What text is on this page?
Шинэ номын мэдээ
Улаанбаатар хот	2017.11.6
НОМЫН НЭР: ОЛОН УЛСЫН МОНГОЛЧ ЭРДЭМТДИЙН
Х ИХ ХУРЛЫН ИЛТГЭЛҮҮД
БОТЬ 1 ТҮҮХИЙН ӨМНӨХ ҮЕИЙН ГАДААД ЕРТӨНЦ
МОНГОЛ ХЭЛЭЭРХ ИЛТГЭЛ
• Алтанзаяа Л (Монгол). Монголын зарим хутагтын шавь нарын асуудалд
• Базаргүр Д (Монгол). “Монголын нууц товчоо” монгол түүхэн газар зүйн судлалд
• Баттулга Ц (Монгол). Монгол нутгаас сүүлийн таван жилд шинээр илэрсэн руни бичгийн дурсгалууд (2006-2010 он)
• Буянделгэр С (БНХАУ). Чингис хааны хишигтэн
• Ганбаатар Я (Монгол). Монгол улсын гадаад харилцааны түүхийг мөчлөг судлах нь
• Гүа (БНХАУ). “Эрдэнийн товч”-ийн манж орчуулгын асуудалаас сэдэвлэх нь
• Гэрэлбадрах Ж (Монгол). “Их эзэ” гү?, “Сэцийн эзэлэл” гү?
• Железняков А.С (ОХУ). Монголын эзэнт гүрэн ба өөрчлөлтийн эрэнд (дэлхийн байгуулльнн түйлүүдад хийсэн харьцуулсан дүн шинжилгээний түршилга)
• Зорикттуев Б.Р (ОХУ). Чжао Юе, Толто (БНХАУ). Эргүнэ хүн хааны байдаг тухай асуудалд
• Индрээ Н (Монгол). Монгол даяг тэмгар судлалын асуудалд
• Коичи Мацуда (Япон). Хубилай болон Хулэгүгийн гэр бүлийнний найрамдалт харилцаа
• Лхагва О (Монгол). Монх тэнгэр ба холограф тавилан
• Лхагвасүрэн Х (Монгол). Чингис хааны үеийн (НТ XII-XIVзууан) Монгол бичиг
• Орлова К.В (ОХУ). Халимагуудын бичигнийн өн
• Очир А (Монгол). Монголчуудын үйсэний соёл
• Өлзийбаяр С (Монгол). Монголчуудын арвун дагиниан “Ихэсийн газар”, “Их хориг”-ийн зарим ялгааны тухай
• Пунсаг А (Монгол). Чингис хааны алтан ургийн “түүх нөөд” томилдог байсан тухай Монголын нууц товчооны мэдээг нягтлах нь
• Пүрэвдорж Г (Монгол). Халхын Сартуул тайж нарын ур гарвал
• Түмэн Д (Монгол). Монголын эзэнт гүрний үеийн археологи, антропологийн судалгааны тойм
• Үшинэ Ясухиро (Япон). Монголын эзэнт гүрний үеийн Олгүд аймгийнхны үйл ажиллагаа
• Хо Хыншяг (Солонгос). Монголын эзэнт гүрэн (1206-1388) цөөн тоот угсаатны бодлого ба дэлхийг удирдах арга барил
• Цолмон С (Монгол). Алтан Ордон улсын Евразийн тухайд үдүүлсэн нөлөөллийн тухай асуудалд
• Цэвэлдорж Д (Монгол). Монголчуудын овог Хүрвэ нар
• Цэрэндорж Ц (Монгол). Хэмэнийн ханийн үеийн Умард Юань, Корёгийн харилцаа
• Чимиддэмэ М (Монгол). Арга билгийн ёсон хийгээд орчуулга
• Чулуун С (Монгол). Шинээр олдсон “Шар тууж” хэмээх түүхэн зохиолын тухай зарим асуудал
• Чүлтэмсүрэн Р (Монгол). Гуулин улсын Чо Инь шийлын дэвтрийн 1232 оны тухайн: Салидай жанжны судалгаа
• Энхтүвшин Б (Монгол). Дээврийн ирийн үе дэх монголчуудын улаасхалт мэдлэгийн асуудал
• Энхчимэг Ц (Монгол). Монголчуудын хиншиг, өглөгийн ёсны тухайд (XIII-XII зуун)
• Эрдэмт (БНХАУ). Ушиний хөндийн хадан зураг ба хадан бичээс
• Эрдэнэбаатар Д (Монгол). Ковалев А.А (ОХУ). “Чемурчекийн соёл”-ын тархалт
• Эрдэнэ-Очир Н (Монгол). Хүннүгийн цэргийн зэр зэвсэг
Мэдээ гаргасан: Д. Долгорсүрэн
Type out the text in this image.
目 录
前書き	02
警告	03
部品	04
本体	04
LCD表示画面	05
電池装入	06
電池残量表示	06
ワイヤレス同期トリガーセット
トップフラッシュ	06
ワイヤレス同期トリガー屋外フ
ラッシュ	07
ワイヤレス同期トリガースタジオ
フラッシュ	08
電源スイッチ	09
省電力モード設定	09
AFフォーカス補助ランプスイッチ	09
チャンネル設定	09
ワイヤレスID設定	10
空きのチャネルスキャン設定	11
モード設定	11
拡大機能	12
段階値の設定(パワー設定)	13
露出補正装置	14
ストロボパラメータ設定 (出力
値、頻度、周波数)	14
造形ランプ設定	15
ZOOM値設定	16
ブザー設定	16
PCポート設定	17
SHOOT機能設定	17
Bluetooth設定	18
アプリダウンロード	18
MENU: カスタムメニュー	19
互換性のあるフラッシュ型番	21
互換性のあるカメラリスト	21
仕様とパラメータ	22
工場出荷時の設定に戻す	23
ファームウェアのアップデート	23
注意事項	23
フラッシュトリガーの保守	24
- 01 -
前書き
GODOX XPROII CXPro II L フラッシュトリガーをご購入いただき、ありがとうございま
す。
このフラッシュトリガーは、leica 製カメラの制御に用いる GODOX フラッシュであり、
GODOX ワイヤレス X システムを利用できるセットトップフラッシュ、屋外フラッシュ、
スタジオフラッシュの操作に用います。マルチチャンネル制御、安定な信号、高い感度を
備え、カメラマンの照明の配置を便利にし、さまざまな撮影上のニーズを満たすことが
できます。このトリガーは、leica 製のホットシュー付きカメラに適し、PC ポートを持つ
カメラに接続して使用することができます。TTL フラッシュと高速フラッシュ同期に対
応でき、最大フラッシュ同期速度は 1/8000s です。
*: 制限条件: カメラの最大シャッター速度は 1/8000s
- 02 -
--------------------------------
◆ GIVEN INSTRUCTION:
Return the line that contains "Type out the text in this image." along with every line after it through the end of the entries, exactly, adding nothing.

◆ RESPONSE BELOW:
Type out the text in this image.
目 录
前書き	02
警告	03
部品	04
本体	04
LCD表示画面	05
電池装入	06
電池残量表示	06
ワイヤレス同期トリガーセット
トップフラッシュ	06
ワイヤレス同期トリガー屋外フ
ラッシュ	07
ワイヤレス同期トリガースタジオ
フラッシュ	08
電源スイッチ	09
省電力モード設定	09
AFフォーカス補助ランプスイッチ	09
チャンネル設定	09
ワイヤレスID設定	10
空きのチャネルスキャン設定	11
モード設定	11
拡大機能	12
段階値の設定(パワー設定)	13
露出補正装置	14
ストロボパラメータ設定 (出力
値、頻度、周波数)	14
造形ランプ設定	15
ZOOM値設定	16
ブザー設定	16
PCポート設定	17
SHOOT機能設定	17
Bluetooth設定	18
アプリダウンロード	18
MENU: カスタムメニュー	19
互換性のあるフラッシュ型番	21
互換性のあるカメラリスト	21
仕様とパラメータ	22
工場出荷時の設定に戻す	23
ファームウェアのアップデート	23
注意事項	23
フラッシュトリガーの保守	24
- 01 -
前書き
GODOX XPROII CXPro II L フラッシュトリガーをご購入いただき、ありがとうございま
す。
このフラッシュトリガーは、leica 製カメラの制御に用いる GODOX フラッシュであり、
GODOX ワイヤレス X システムを利用できるセットトップフラッシュ、屋外フラッシュ、
スタジオフラッシュの操作に用います。マルチチャンネル制御、安定な信号、高い感度を
備え、カメラマンの照明の配置を便利にし、さまざまな撮影上のニーズを満たすことが
できます。このトリガーは、leica 製のホットシュー付きカメラに適し、PC ポートを持つ
カメラに接続して使用することができます。TTL フラッシュと高速フラッシュ同期に対
応でき、最大フラッシュ同期速度は 1/8000s です。
*: 制限条件: カメラの最大シャッター速度は 1/8000s
- 02 -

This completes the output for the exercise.